▸ **Data rows**:
=====
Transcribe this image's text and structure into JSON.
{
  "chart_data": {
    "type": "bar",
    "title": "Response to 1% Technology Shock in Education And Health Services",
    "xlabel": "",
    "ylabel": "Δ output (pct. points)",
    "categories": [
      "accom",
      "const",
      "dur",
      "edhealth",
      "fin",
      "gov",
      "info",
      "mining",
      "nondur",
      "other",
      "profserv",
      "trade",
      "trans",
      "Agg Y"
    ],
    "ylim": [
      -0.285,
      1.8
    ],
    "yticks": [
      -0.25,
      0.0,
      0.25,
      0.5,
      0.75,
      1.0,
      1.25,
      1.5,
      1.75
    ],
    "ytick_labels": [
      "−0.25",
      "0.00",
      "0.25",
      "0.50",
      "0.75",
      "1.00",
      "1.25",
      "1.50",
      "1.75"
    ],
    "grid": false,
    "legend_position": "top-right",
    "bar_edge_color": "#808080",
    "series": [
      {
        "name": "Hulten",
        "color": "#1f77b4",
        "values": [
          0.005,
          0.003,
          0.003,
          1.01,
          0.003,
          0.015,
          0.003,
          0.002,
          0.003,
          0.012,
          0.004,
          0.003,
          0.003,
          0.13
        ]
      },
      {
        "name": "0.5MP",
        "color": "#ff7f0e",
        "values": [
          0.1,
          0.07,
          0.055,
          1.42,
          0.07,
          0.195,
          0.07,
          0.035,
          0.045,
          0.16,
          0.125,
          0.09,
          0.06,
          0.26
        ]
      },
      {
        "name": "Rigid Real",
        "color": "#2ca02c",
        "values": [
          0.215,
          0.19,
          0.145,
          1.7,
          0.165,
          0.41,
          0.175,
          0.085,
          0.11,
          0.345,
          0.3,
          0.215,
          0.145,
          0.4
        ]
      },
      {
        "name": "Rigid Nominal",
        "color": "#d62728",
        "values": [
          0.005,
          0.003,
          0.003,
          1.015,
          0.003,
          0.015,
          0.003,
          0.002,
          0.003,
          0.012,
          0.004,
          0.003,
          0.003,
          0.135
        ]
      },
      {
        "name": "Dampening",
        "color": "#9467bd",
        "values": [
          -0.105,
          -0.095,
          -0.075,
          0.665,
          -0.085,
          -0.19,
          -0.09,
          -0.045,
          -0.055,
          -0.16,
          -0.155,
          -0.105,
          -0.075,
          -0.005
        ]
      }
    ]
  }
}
=====
▸ **Exercise details**:
Output the listing above exactly as it appears.

▸ **Complete answer**:
Transcribe this image's text and structure into JSON.
{
  "chart_data": {
    "type": "bar",
    "title": "Response to 1% Technology Shock in Education And Health Services",
    "xlabel": "",
    "ylabel": "Δ output (pct. points)",
    "categories": [
      "accom",
      "const",
      "dur",
      "edhealth",
      "fin",
      "gov",
      "info",
      "mining",
      "nondur",
      "other",
      "profserv",
      "trade",
      "trans",
      "Agg Y"
    ],
    "ylim": [
      -0.285,
      1.8
    ],
    "yticks": [
      -0.25,
      0.0,
      0.25,
      0.5,
      0.75,
      1.0,
      1.25,
      1.5,
      1.75
    ],
    "ytick_labels": [
      "−0.25",
      "0.00",
      "0.25",
      "0.50",
      "0.75",
      "1.00",
      "1.25",
      "1.50",
      "1.75"
    ],
    "grid": false,
    "legend_position": "top-right",
    "bar_edge_color": "#808080",
    "series": [
      {
        "name": "Hulten",
        "color": "#1f77b4",
        "values": [
          0.005,
          0.003,
          0.003,
          1.01,
          0.003,
          0.015,
          0.003,
          0.002,
          0.003,
          0.012,
          0.004,
          0.003,
          0.003,
          0.13
        ]
      },
      {
        "name": "0.5MP",
        "color": "#ff7f0e",
        "values": [
          0.1,
          0.07,
          0.055,
          1.42,
          0.07,
          0.195,
          0.07,
          0.035,
          0.045,
          0.16,
          0.125,
          0.09,
          0.06,
          0.26
        ]
      },
      {
        "name": "Rigid Real",
        "color": "#2ca02c",
        "values": [
          0.215,
          0.19,
          0.145,
          1.7,
          0.165,
          0.41,
          0.175,
          0.085,
          0.11,
          0.345,
          0.3,
          0.215,
          0.145,
          0.4
        ]
      },
      {
        "name": "Rigid Nominal",
        "color": "#d62728",
        "values": [
          0.005,
          0.003,
          0.003,
          1.015,
          0.003,
          0.015,
          0.003,
          0.002,
          0.003,
          0.012,
          0.004,
          0.003,
          0.003,
          0.135
        ]
      },
      {
        "name": "Dampening",
        "color": "#9467bd",
        "values": [
          -0.105,
          -0.095,
          -0.075,
          0.665,
          -0.085,
          -0.19,
          -0.09,
          -0.045,
          -0.055,
          -0.16,
          -0.155,
          -0.105,
          -0.075,
          -0.005
        ]
      }
    ]
  }
}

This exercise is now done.